━━━━━ Records to process ━━━━━

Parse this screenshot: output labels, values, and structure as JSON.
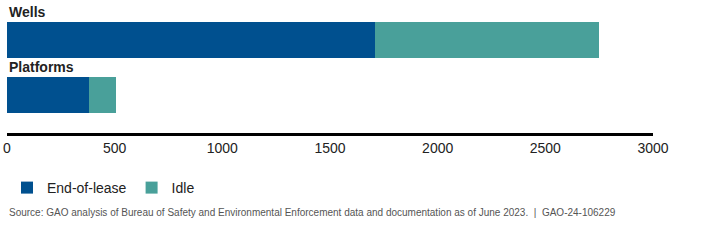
{
  "chart_data": {
    "type": "bar",
    "orientation": "horizontal",
    "stacked": true,
    "categories": [
      "Wells",
      "Platforms"
    ],
    "series": [
      {
        "name": "End-of-lease",
        "color": "#00508f",
        "values": [
          1710,
          380
        ]
      },
      {
        "name": "Idle",
        "color": "#49a09a",
        "values": [
          1040,
          125
        ]
      }
    ],
    "xlim": [
      0,
      3000
    ],
    "xticks": [
      0,
      500,
      1000,
      1500,
      2000,
      2500,
      3000
    ],
    "grid": false,
    "legend": "bottom",
    "tick_labels": "x",
    "annotations": [
      "Source: GAO analysis of Bureau of Safety and Environmental Enforcement data and documentation as of June 2023.  |  GAO-24-106229"
    ]
  }
}
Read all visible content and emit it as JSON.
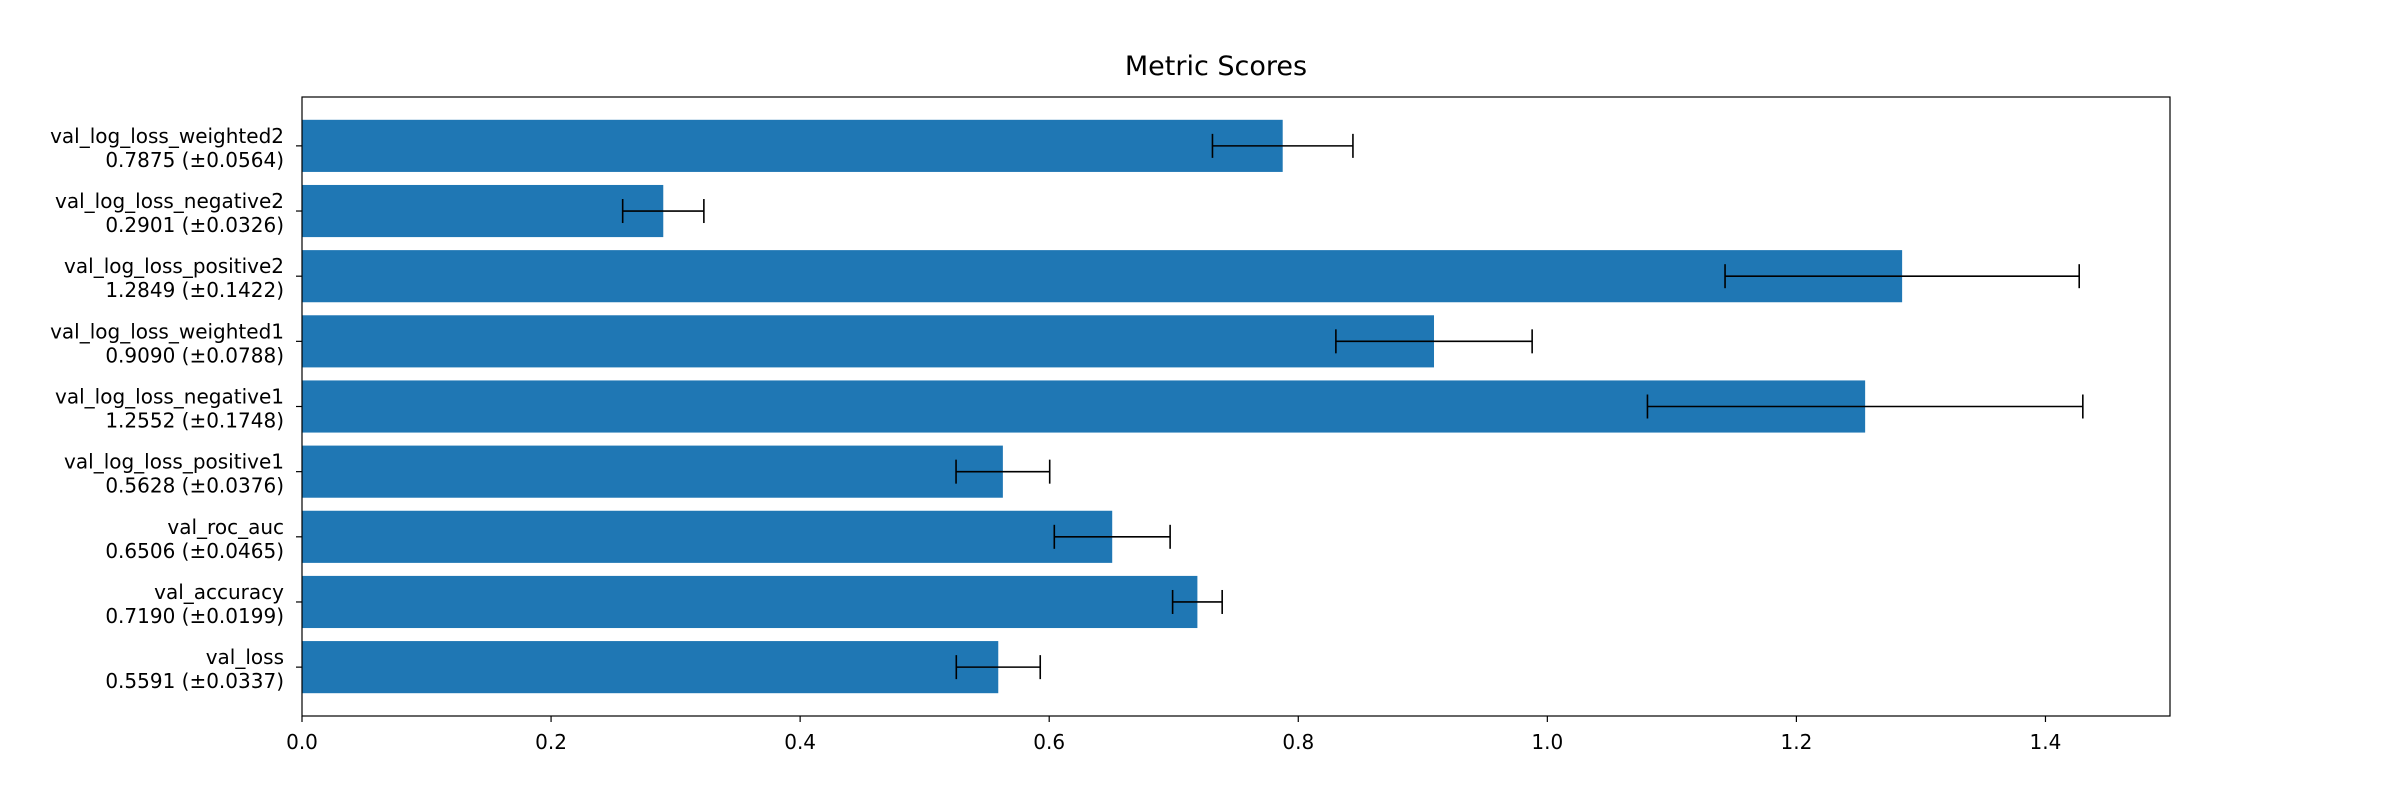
{
  "chart_data": {
    "type": "bar",
    "orientation": "horizontal",
    "title": "Metric Scores",
    "xlabel": "",
    "ylabel": "",
    "xlim": [
      0.0,
      1.5
    ],
    "xticks": [
      "0.0",
      "0.2",
      "0.4",
      "0.6",
      "0.8",
      "1.0",
      "1.2",
      "1.4"
    ],
    "grid": false,
    "legend": "none",
    "bar_color": "#1f77b4",
    "errorbar_color": "#000000",
    "categories": [
      {
        "name": "val_loss",
        "score_label": "0.5591 (±0.0337)"
      },
      {
        "name": "val_accuracy",
        "score_label": "0.7190 (±0.0199)"
      },
      {
        "name": "val_roc_auc",
        "score_label": "0.6506 (±0.0465)"
      },
      {
        "name": "val_log_loss_positive1",
        "score_label": "0.5628 (±0.0376)"
      },
      {
        "name": "val_log_loss_negative1",
        "score_label": "1.2552 (±0.1748)"
      },
      {
        "name": "val_log_loss_weighted1",
        "score_label": "0.9090 (±0.0788)"
      },
      {
        "name": "val_log_loss_positive2",
        "score_label": "1.2849 (±0.1422)"
      },
      {
        "name": "val_log_loss_negative2",
        "score_label": "0.2901 (±0.0326)"
      },
      {
        "name": "val_log_loss_weighted2",
        "score_label": "0.7875 (±0.0564)"
      }
    ],
    "values": [
      0.5591,
      0.719,
      0.6506,
      0.5628,
      1.2552,
      0.909,
      1.2849,
      0.2901,
      0.7875
    ],
    "errors": [
      0.0337,
      0.0199,
      0.0465,
      0.0376,
      0.1748,
      0.0788,
      0.1422,
      0.0326,
      0.0564
    ]
  }
}
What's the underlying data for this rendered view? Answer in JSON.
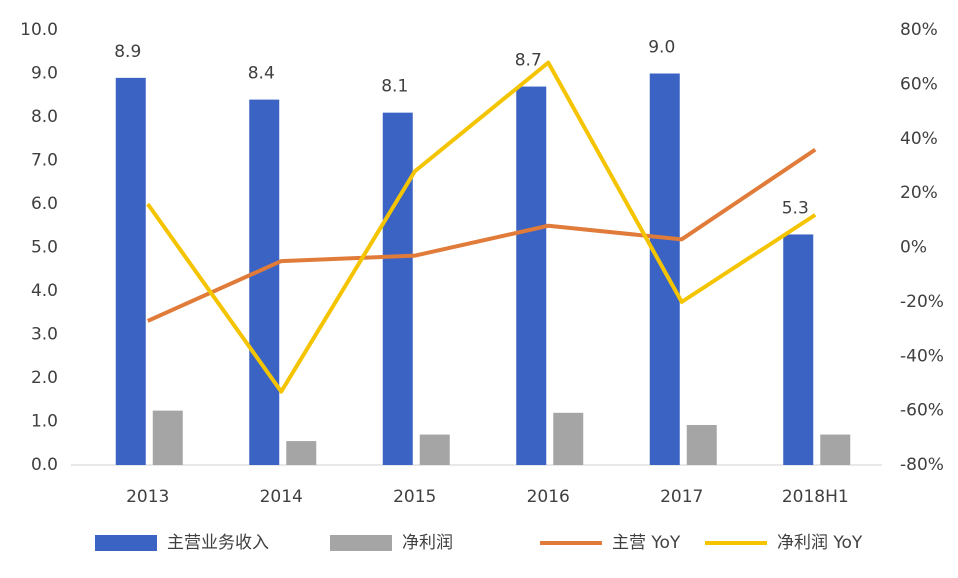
{
  "chart_data": {
    "type": "bar-line",
    "categories": [
      "2013",
      "2014",
      "2015",
      "2016",
      "2017",
      "2018H1"
    ],
    "series": [
      {
        "name": "主营业务收入",
        "color": "#3a63c4",
        "kind": "bar",
        "values": [
          8.9,
          8.4,
          8.1,
          8.7,
          9.0,
          5.3
        ],
        "value_labels": [
          "8.9",
          "8.4",
          "8.1",
          "8.7",
          "9.0",
          "5.3"
        ]
      },
      {
        "name": "净利润",
        "color": "#a5a5a5",
        "kind": "bar",
        "values": [
          1.25,
          0.55,
          0.7,
          1.2,
          0.92,
          0.7
        ]
      },
      {
        "name": "主营 YoY",
        "color": "#e07b39",
        "kind": "line",
        "axis": "y2",
        "values": [
          -27,
          -5,
          -3,
          8,
          3,
          36
        ]
      },
      {
        "name": "净利润 YoY",
        "color": "#f5c400",
        "kind": "line",
        "axis": "y2",
        "values": [
          16,
          -53,
          28,
          68,
          -20,
          12
        ]
      }
    ],
    "ylim": [
      0,
      10
    ],
    "yticks": [
      {
        "value": 0,
        "label": "0.0"
      },
      {
        "value": 1,
        "label": "1.0"
      },
      {
        "value": 2,
        "label": "2.0"
      },
      {
        "value": 3,
        "label": "3.0"
      },
      {
        "value": 4,
        "label": "4.0"
      },
      {
        "value": 5,
        "label": "5.0"
      },
      {
        "value": 6,
        "label": "6.0"
      },
      {
        "value": 7,
        "label": "7.0"
      },
      {
        "value": 8,
        "label": "8.0"
      },
      {
        "value": 9,
        "label": "9.0"
      },
      {
        "value": 10,
        "label": "10.0"
      }
    ],
    "y2lim": [
      -80,
      80
    ],
    "y2ticks": [
      {
        "value": -80,
        "label": "-80%"
      },
      {
        "value": -60,
        "label": "-60%"
      },
      {
        "value": -40,
        "label": "-40%"
      },
      {
        "value": -20,
        "label": "-20%"
      },
      {
        "value": 0,
        "label": "0%"
      },
      {
        "value": 20,
        "label": "20%"
      },
      {
        "value": 40,
        "label": "40%"
      },
      {
        "value": 60,
        "label": "60%"
      },
      {
        "value": 80,
        "label": "80%"
      }
    ]
  }
}
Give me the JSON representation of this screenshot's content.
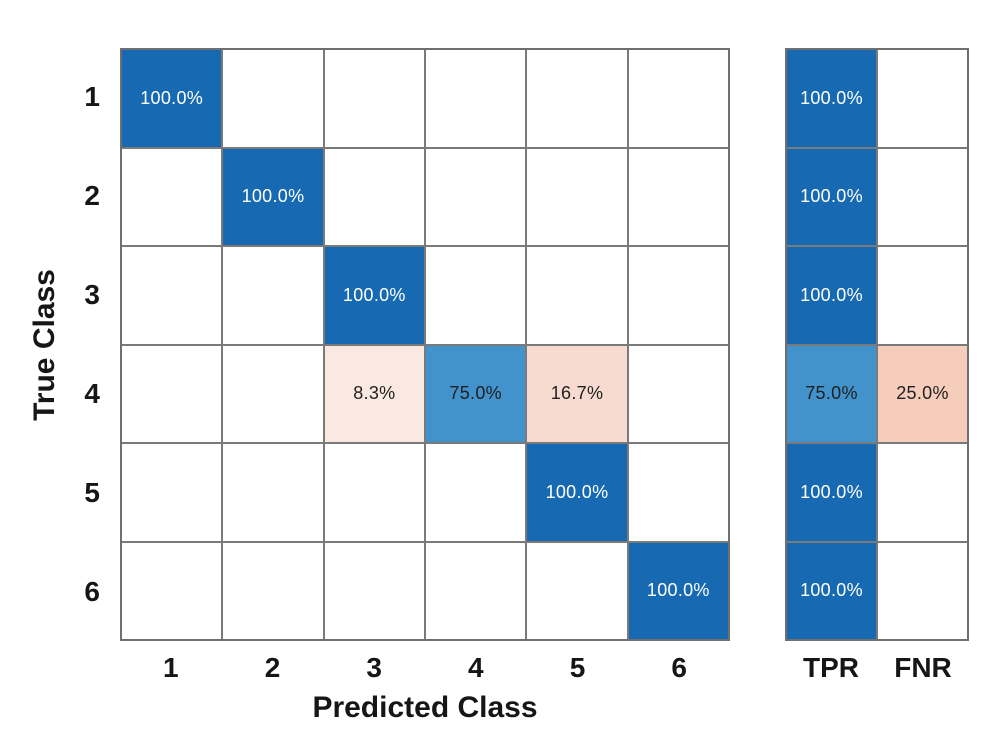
{
  "chart_data": {
    "type": "heatmap",
    "subtype": "confusion-matrix-row-normalized",
    "title": "",
    "xlabel": "Predicted Class",
    "ylabel": "True Class",
    "x_tick_labels": [
      "1",
      "2",
      "3",
      "4",
      "5",
      "6"
    ],
    "y_tick_labels": [
      "1",
      "2",
      "3",
      "4",
      "5",
      "6"
    ],
    "summary_column_labels": [
      "TPR",
      "FNR"
    ],
    "values_percent": [
      [
        100.0,
        0,
        0,
        0,
        0,
        0
      ],
      [
        0,
        100.0,
        0,
        0,
        0,
        0
      ],
      [
        0,
        0,
        100.0,
        0,
        0,
        0
      ],
      [
        0,
        0,
        8.3,
        75.0,
        16.7,
        0
      ],
      [
        0,
        0,
        0,
        0,
        100.0,
        0
      ],
      [
        0,
        0,
        0,
        0,
        0,
        100.0
      ]
    ],
    "tpr_percent": [
      100.0,
      100.0,
      100.0,
      75.0,
      100.0,
      100.0
    ],
    "fnr_percent": [
      0,
      0,
      0,
      25.0,
      0,
      0
    ],
    "matrix_cells": [
      [
        {
          "label": "100.0%",
          "bg": "blue_full",
          "fg": "light"
        },
        null,
        null,
        null,
        null,
        null
      ],
      [
        null,
        {
          "label": "100.0%",
          "bg": "blue_full",
          "fg": "light"
        },
        null,
        null,
        null,
        null
      ],
      [
        null,
        null,
        {
          "label": "100.0%",
          "bg": "blue_full",
          "fg": "light"
        },
        null,
        null,
        null
      ],
      [
        null,
        null,
        {
          "label": "8.3%",
          "bg": "pink_light",
          "fg": "dark"
        },
        {
          "label": "75.0%",
          "bg": "blue_75",
          "fg": "dark"
        },
        {
          "label": "16.7%",
          "bg": "pink_medium",
          "fg": "dark"
        },
        null
      ],
      [
        null,
        null,
        null,
        null,
        {
          "label": "100.0%",
          "bg": "blue_full",
          "fg": "light"
        },
        null
      ],
      [
        null,
        null,
        null,
        null,
        null,
        {
          "label": "100.0%",
          "bg": "blue_full",
          "fg": "light"
        }
      ]
    ],
    "tpr_cells": [
      {
        "label": "100.0%",
        "bg": "blue_full",
        "fg": "light"
      },
      {
        "label": "100.0%",
        "bg": "blue_full",
        "fg": "light"
      },
      {
        "label": "100.0%",
        "bg": "blue_full",
        "fg": "light"
      },
      {
        "label": "75.0%",
        "bg": "blue_75",
        "fg": "dark"
      },
      {
        "label": "100.0%",
        "bg": "blue_full",
        "fg": "light"
      },
      {
        "label": "100.0%",
        "bg": "blue_full",
        "fg": "light"
      }
    ],
    "fnr_cells": [
      null,
      null,
      null,
      {
        "label": "25.0%",
        "bg": "pink_strong",
        "fg": "dark"
      },
      null,
      null
    ],
    "colors": {
      "background": "#ffffff",
      "grid_line": "#7a7a7a",
      "outer_border": "#6f6f6f",
      "empty_cell": "#ffffff",
      "axis_text": "#161616",
      "text_dark": "#1f1f1f",
      "text_light": "#ffffff",
      "blue_full": "#176ab1",
      "blue_75": "#4292cb",
      "pink_light": "#fae9e1",
      "pink_medium": "#f8dbd0",
      "pink_strong": "#f6ccba"
    },
    "layout_hints": {
      "grid": "on",
      "legend": "none",
      "summary_panel_position": "right"
    }
  }
}
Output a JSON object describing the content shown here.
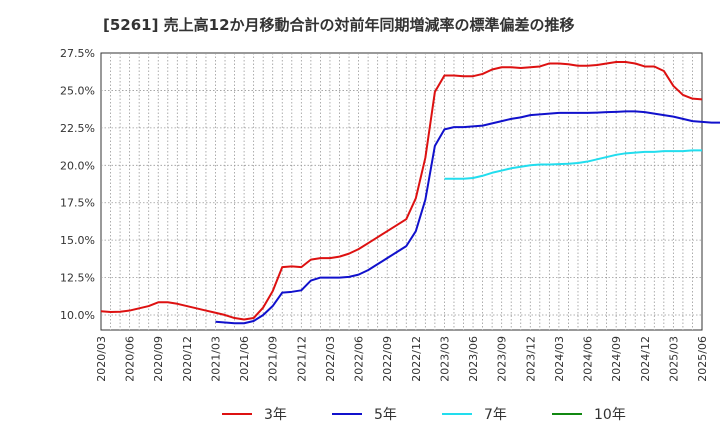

━━━━━

What the exercise asks: Look through the entries above and report each line where the string "JSON" occurs.

Exercise result:
Parse this screenshot: output labels, values, and structure as JSON.
Read all visible content and emit it as JSON.
What's the underlying data for this rendered view? Answer in JSON.
Give me the JSON representation of this screenshot's content.
Output a JSON object describing the content shown here.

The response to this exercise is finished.